▶ TASK REQUIREMENTS:
1 – Please copy the archery thread from "6. Any special" down to "(Sep 14, 2005)" without any changes.
2 – In the archery thread, condense the paragraph beginning "I need help on what else I'll need" into a short bulleted list that keeps its main facts.

━━━━━ PASSAGE

# Neophyte



## bmischel (Dec 14, 2005)

I always wanted to try archery, so I just picked up a vintage used Ben Pearson longbow for a song on eBay.

I need help on what else I'll need. The bow is 67" (right handed) and was described as about a 50# pull.
1. What is the best string? How long should it be? 
2. Any kind of arm guard ok? I'm a history nut, so a leather one would be fun for me, but are there advantages to modern materials (aside from price)?
3. Do I need a glove for my left hand?
4. What's the best for the right hand? Tab, glove, or one of those 3 finger things?
5. What would be the best sort of arrows for me? (For the time being, I'll be doing exclusively target practice).
6. Any special contraptions for stringing? Can I do it with just bow and string as I've seen in older archery books?
7. Anything to consider about a quiver?

Thanks for your help!

Blaine


----------



## TravisinWV (Sep 14, 2005)

Hey Blaine just saw where you didn't get a welcome. It's not like the guys that usually welcome new folks to miss one like that! They must a been busy that day! You'll find alot great folks around here! So :welcome: to AT


----------



## Tim Roberts (Jul 13, 2002)

:welcome: to AT Blaine. Hope you enjoy the fun here.


----------



## white00crow (May 8, 2005)

Welcome, Hit the other sections, try the general and get a ton of good info!


----------

━━━━━━━━━━
━━━━━ EXTRACTED ENTRIES

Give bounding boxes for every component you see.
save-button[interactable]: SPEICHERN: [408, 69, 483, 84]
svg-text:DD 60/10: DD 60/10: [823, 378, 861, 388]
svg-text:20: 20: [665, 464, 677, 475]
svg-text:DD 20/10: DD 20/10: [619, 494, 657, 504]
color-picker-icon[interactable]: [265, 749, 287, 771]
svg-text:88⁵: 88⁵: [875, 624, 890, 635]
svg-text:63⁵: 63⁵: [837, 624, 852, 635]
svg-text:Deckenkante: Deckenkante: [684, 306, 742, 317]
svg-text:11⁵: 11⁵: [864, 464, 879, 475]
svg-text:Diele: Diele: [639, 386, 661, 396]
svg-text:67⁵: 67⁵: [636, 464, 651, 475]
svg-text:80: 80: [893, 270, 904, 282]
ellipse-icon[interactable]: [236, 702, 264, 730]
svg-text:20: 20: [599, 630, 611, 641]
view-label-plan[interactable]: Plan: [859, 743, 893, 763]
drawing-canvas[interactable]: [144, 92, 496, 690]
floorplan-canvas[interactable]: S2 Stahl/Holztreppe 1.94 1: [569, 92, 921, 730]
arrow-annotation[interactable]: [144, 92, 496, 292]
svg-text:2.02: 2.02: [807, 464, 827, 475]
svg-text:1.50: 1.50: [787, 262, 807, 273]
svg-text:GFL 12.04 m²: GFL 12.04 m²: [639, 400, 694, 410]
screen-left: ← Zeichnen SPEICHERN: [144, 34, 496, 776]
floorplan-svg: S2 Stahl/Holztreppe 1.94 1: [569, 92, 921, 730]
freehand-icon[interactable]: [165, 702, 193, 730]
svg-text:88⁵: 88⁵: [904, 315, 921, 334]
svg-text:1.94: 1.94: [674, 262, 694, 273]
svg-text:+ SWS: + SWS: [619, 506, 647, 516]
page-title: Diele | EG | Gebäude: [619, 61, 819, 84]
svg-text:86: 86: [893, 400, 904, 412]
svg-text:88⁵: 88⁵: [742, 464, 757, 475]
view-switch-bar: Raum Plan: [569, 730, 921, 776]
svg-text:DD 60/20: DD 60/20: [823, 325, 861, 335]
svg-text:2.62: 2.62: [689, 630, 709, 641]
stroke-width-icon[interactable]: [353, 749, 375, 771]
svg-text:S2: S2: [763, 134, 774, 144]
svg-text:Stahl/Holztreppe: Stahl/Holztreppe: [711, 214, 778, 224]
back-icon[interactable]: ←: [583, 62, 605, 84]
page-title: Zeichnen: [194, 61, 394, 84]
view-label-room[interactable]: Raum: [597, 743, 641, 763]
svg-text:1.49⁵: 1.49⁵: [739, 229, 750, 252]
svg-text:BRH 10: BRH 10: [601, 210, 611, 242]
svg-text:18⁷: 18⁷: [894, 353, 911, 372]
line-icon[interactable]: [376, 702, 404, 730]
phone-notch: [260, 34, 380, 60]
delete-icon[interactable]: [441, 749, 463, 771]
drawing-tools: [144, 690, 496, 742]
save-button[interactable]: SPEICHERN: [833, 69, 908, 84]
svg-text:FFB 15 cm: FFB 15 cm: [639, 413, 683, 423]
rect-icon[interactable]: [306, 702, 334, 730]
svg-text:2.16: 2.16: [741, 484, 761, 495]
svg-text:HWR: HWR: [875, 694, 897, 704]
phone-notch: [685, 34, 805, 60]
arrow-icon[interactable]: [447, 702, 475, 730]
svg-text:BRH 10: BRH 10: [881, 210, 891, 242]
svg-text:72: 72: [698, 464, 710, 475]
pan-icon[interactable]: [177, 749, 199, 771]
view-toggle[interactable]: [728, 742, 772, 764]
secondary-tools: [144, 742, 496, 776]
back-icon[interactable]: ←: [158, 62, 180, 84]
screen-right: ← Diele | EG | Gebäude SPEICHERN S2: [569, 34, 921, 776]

━━━━━━━━━━

▶ TASK RESULTS:
1 –
6. Any special contraptions for stringing? Can I do it with just bow and string as I've seen in older archery books?
7. Anything to consider about a quiver?

Thanks for your help!

Blaine


----------



## TravisinWV (Sep 14, 2005)

2 –
- Bow: 67", right-handed, about a 50# pull
- String: which is best, and what length?
- Arm guard: is any kind fine, and does modern material beat leather apart from price?
- Left hand: is a glove needed?
- Right hand: tab, glove, or three-finger device?
- Arrows: which suit target practice only, for now?
- Stringing: are special devices needed, or will bow and string alone do?
- Quiver: anything to consider?